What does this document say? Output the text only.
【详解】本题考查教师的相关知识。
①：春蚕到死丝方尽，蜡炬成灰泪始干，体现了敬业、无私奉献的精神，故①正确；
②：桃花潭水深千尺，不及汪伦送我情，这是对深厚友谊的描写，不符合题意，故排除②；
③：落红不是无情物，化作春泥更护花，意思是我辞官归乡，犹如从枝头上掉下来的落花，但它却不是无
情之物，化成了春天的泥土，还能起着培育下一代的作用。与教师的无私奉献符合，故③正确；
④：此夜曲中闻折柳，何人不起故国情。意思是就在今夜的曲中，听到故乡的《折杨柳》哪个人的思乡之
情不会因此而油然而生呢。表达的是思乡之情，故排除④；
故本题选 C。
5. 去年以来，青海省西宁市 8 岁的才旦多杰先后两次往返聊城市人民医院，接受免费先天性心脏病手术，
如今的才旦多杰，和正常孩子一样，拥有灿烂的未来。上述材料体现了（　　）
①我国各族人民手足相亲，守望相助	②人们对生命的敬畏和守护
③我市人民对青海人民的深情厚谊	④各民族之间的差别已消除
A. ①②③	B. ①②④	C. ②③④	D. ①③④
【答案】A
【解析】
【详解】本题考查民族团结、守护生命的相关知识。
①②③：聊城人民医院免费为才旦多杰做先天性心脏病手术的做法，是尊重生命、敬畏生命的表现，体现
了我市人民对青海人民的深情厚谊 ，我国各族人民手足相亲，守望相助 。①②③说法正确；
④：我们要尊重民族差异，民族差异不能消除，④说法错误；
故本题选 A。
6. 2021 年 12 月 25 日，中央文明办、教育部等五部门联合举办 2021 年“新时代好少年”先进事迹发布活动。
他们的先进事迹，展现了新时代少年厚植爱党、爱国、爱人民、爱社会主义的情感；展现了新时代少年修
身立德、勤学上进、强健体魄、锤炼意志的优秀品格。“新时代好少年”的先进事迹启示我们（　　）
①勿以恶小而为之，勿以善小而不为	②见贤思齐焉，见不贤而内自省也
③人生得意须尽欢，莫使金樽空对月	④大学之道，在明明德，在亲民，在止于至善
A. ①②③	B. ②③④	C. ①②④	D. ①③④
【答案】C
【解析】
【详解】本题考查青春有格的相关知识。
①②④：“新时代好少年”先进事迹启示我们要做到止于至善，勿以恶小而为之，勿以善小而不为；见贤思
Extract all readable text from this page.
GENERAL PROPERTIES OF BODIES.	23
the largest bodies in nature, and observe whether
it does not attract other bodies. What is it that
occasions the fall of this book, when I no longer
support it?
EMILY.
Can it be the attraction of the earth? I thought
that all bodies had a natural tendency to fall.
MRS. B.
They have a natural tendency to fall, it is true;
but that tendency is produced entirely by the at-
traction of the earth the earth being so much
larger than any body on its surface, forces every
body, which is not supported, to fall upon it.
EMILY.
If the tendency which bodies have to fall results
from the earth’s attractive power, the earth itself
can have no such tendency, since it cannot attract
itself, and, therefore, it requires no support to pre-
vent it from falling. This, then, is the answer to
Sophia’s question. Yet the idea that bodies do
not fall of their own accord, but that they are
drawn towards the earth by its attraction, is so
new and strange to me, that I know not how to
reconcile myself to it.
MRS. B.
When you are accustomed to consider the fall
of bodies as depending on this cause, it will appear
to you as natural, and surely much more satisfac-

^^^^

### What the task asks
Pull out the lines above in which the word "body" appears.

### Reply to the exercise
larger than any body on its surface, forces every
body, which is not supported, to fall upon it.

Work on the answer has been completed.